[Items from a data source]
-=-=-

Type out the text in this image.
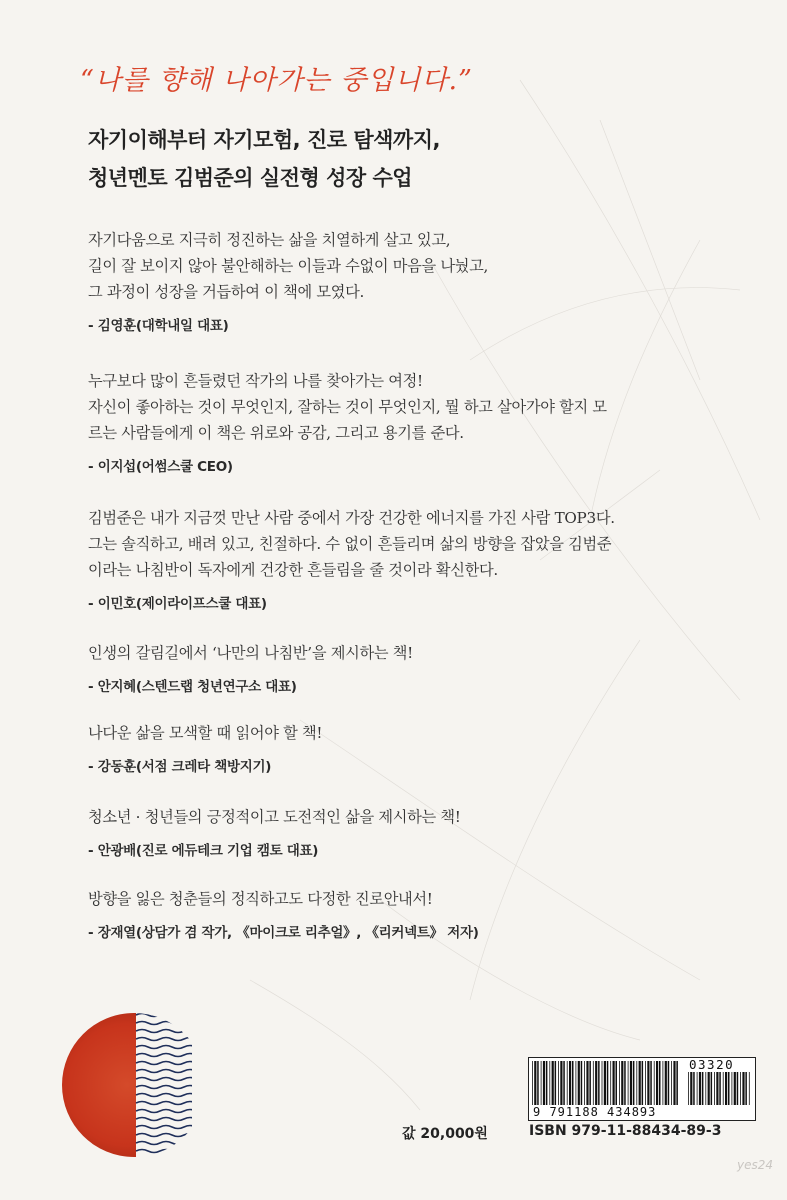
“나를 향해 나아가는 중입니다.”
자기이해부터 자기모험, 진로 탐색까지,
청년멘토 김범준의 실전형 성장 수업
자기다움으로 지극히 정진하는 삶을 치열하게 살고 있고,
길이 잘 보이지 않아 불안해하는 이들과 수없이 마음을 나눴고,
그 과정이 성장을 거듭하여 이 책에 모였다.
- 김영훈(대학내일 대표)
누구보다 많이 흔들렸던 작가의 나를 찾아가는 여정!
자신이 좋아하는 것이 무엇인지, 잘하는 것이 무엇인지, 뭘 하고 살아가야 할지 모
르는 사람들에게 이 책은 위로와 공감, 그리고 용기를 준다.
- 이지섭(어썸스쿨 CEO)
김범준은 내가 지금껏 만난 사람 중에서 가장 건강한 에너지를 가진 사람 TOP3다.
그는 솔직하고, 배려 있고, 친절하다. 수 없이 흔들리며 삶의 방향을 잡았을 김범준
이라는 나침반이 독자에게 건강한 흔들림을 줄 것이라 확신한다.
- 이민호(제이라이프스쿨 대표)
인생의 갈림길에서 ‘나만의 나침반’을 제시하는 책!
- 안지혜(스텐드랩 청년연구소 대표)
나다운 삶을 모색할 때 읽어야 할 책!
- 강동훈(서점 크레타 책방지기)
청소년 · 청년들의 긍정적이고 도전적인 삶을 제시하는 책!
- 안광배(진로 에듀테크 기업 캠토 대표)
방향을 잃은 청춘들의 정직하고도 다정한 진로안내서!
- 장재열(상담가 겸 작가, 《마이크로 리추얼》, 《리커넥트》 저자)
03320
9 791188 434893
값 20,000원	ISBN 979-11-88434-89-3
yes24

-=-=-

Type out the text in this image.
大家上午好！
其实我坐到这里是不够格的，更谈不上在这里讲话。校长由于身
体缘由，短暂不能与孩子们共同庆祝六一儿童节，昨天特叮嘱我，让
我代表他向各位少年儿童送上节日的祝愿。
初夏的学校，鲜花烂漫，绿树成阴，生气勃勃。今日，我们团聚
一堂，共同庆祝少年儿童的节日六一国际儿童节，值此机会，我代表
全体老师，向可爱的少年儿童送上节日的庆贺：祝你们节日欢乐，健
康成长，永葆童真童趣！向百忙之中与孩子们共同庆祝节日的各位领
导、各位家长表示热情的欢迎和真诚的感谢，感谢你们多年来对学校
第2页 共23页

-=-=-

## EXERCISE GOAL
In the records above, locate the lines holding the word "제시하는". Copy each of them.

## RESPONSE TO THE TASK
인생의 갈림길에서 ‘나만의 나침반’을 제시하는 책!
청소년 · 청년들의 긍정적이고 도전적인 삶을 제시하는 책!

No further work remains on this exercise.